* **INPUT FOR THIS TASK**:
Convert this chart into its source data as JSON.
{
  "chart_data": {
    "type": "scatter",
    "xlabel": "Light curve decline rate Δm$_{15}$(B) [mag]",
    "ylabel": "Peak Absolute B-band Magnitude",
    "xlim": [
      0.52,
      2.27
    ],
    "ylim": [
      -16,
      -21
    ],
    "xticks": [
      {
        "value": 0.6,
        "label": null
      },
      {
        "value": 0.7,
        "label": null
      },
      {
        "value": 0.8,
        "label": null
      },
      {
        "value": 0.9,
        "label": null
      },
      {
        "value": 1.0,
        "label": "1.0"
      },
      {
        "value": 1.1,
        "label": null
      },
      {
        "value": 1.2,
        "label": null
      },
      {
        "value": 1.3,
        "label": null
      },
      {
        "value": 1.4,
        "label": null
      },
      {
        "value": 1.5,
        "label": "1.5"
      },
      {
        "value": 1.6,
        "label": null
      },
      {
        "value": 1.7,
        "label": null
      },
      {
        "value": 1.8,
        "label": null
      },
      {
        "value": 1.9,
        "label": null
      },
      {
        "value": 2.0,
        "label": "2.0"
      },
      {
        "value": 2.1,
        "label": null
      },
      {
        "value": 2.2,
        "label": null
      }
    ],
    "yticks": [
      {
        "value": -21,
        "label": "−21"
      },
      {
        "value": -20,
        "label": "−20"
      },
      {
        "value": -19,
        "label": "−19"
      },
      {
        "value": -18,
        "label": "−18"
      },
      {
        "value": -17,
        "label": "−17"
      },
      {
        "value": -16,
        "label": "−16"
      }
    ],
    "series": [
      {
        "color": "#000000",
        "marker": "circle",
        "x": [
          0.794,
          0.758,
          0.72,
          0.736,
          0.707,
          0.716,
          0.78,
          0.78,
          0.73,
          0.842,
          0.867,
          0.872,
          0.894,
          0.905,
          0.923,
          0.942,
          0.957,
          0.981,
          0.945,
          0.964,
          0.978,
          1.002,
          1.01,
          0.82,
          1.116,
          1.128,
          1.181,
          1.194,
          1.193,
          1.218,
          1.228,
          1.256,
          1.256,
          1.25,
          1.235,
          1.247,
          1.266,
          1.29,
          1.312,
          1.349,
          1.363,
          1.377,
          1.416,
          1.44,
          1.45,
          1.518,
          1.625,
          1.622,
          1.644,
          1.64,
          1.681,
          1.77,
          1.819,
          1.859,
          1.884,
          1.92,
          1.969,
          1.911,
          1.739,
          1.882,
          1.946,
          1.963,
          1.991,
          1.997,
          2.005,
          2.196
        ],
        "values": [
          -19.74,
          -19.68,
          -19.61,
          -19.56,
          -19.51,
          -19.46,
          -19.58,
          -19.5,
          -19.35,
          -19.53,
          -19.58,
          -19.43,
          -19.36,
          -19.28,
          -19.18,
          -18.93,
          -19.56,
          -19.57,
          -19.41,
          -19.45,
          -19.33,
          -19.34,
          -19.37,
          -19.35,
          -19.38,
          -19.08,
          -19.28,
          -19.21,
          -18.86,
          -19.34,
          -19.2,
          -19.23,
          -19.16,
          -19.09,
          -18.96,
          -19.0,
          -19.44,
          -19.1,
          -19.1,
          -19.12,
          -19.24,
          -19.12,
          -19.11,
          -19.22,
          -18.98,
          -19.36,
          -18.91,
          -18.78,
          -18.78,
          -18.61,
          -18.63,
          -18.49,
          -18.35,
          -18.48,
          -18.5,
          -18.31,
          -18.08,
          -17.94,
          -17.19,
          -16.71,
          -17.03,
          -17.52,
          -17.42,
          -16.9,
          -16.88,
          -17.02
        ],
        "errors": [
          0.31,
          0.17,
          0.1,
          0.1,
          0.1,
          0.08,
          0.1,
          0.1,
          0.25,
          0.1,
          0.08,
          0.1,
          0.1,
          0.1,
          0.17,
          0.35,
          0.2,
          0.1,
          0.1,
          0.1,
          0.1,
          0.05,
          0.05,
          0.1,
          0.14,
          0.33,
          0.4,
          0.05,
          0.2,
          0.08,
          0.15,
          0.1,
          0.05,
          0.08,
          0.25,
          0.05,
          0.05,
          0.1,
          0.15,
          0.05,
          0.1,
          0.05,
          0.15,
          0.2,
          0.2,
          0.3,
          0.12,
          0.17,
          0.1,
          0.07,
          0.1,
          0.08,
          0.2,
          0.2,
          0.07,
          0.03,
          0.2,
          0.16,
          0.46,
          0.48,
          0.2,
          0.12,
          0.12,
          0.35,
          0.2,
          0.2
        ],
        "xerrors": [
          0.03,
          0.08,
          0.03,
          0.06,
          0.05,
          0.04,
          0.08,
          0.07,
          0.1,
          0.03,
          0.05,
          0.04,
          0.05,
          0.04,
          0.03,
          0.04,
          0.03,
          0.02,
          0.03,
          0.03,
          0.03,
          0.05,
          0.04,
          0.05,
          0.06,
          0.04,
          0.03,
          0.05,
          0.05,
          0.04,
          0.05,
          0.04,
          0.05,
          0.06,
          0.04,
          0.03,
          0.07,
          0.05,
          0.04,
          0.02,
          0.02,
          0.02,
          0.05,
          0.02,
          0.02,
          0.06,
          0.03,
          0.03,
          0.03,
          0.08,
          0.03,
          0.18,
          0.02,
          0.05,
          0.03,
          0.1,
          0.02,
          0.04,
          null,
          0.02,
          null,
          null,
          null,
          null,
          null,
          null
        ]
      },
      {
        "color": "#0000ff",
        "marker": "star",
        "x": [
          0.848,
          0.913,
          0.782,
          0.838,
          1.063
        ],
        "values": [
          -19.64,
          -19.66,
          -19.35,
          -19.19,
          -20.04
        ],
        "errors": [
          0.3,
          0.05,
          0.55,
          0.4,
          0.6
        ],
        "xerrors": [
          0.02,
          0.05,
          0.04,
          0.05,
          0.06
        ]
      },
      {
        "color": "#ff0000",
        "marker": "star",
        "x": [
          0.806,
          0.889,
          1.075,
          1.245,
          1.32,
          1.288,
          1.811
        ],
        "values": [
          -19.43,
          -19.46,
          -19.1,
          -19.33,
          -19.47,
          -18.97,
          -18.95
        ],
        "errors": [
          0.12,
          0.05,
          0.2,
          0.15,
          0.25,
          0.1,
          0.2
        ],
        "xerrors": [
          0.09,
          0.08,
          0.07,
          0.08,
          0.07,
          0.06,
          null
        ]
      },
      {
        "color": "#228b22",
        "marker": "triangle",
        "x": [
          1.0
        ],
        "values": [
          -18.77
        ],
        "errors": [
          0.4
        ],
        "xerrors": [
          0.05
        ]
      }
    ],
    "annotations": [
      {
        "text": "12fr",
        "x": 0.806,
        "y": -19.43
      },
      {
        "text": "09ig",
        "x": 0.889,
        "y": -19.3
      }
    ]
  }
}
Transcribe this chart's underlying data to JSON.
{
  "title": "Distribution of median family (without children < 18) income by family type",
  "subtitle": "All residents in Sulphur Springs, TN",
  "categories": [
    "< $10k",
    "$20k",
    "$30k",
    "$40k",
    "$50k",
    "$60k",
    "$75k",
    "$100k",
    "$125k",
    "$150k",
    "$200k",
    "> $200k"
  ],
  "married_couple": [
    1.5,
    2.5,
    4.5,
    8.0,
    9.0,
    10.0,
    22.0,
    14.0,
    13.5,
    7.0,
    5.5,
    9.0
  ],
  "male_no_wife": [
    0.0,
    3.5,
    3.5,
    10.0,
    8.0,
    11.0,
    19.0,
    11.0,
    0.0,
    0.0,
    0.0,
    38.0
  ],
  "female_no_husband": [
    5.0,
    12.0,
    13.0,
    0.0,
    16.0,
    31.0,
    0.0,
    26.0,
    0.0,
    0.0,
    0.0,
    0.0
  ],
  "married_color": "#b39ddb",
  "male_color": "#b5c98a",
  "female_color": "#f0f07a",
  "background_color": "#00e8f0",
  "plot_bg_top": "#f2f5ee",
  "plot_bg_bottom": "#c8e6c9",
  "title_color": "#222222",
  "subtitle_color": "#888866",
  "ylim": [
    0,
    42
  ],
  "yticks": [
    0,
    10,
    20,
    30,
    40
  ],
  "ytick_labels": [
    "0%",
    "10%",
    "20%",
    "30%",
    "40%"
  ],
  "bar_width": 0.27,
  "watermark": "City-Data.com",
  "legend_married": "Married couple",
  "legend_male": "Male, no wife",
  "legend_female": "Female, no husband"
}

* **TASK**:
Pick out the lines above containing the word "JSON", then copy them.

* **WORKED ANSWER**:
Convert this chart into its source data as JSON.
Transcribe this chart's underlying data to JSON.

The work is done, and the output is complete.